#### [Short task]
Whenever a line below holds the word "JSON", copy that line.

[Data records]
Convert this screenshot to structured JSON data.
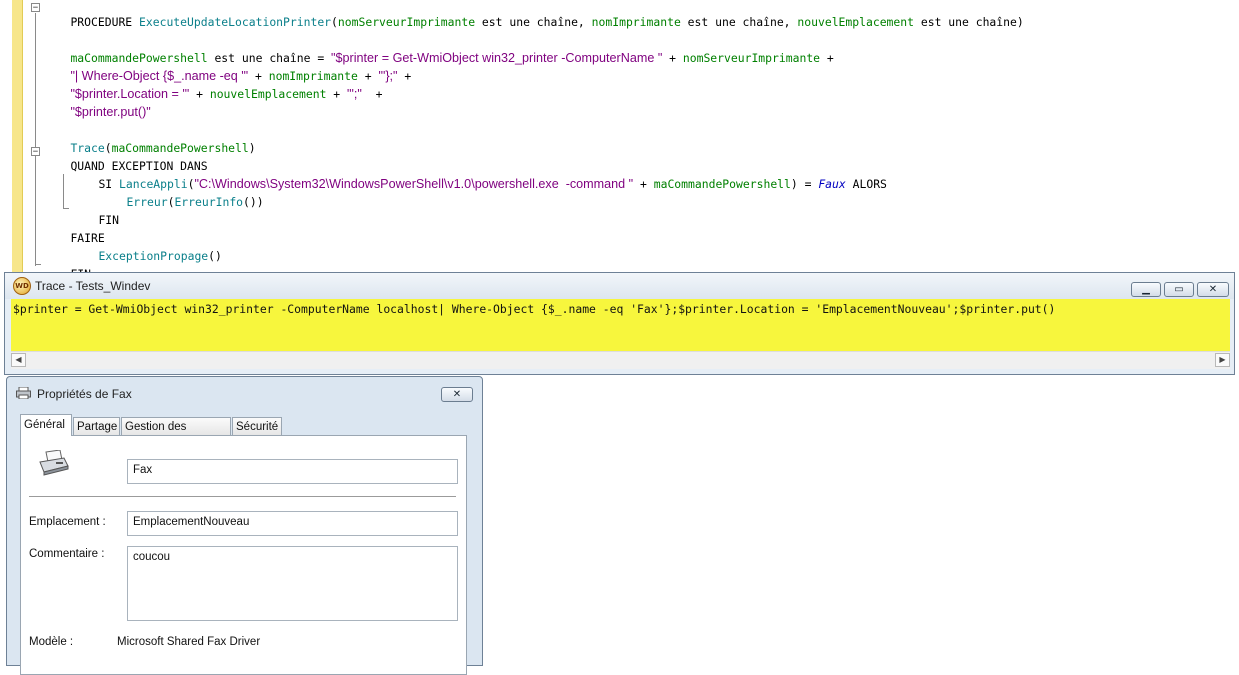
{
  "editor": {
    "lines": [
      [
        "PROCEDURE ",
        "ExecuteUpdateLocationPrinter",
        "(",
        "nomServeurImprimante",
        " est une chaîne, ",
        "nomImprimante",
        " est une chaîne, ",
        "nouvelEmplacement",
        " est une chaîne)"
      ],
      [
        "maCommandePowershell",
        " est une chaîne = ",
        "\"$printer = Get-WmiObject win32_printer -ComputerName \"",
        " + ",
        "nomServeurImprimante",
        " +"
      ],
      [
        "\"| Where-Object {$_.name -eq '\"",
        " + ",
        "nomImprimante",
        " + ",
        "\"'};\"",
        " +"
      ],
      [
        "\"$printer.Location = '\"",
        " + ",
        "nouvelEmplacement",
        " + ",
        "\"';\"",
        "  +"
      ],
      [
        "\"$printer.put()\""
      ],
      [
        "Trace",
        "(",
        "maCommandePowershell",
        ")"
      ],
      [
        "QUAND EXCEPTION DANS"
      ],
      [
        "SI ",
        "LanceAppli",
        "(",
        "\"C:\\Windows\\System32\\WindowsPowerShell\\v1.0\\powershell.exe  -command \"",
        " + ",
        "maCommandePowershell",
        ") = ",
        "Faux",
        " ALORS"
      ],
      [
        "Erreur",
        "(",
        "ErreurInfo",
        "())"
      ],
      [
        "FIN"
      ],
      [
        "FAIRE"
      ],
      [
        "ExceptionPropage",
        "()"
      ],
      [
        "FIN"
      ]
    ]
  },
  "trace": {
    "title": "Trace - Tests_Windev",
    "icon": "windev-icon",
    "content": "$printer = Get-WmiObject win32_printer -ComputerName localhost| Where-Object {$_.name -eq 'Fax'};$printer.Location = 'EmplacementNouveau';$printer.put()",
    "bg_color": "#f7f63d",
    "buttons": [
      "minimize",
      "maximize",
      "close"
    ]
  },
  "props": {
    "title": "Propriétés de Fax",
    "tabs": [
      "Général",
      "Partage",
      "Gestion des couleurs",
      "Sécurité"
    ],
    "active_tab": "Général",
    "printer_name": "Fax",
    "location_label": "Emplacement :",
    "location_value": "EmplacementNouveau",
    "comment_label": "Commentaire :",
    "comment_value": "coucou",
    "model_label": "Modèle :",
    "model_value": "Microsoft Shared Fax Driver"
  }
}
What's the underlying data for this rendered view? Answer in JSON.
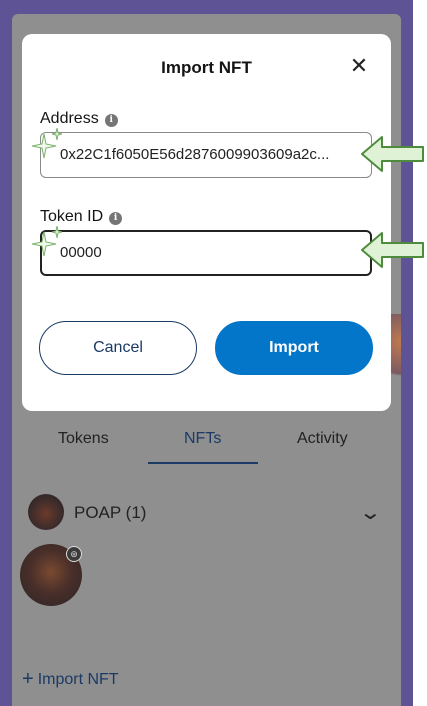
{
  "modal": {
    "title": "Import NFT",
    "close_glyph": "✕",
    "address_label": "Address",
    "address_value": "0x22C1f6050E56d2876009903609a2c...",
    "token_id_label": "Token ID",
    "token_id_value": "00000",
    "info_glyph": "i",
    "cancel_label": "Cancel",
    "import_label": "Import"
  },
  "tabs": {
    "tokens": "Tokens",
    "nfts": "NFTs",
    "activity": "Activity",
    "active": "NFTs"
  },
  "collection": {
    "name": "POAP (1)",
    "chevron": "⌄"
  },
  "footer": {
    "import_link_plus": "+",
    "import_link_label": "Import NFT"
  },
  "colors": {
    "frame": "#5e5394",
    "primary_button": "#0376c9",
    "link": "#1b3a66",
    "arrow_fill": "#dff2d6",
    "arrow_stroke": "#4e8b3d"
  },
  "icons": {
    "close": "close-icon",
    "info": "info-icon",
    "chevron": "chevron-down-icon",
    "sparkle": "sparkle-icon",
    "arrow": "arrow-left-icon"
  }
}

#### [The solution]
Convert this screenshot to structured JSON data.
What's the underlying data for this rendered view? Answer in JSON.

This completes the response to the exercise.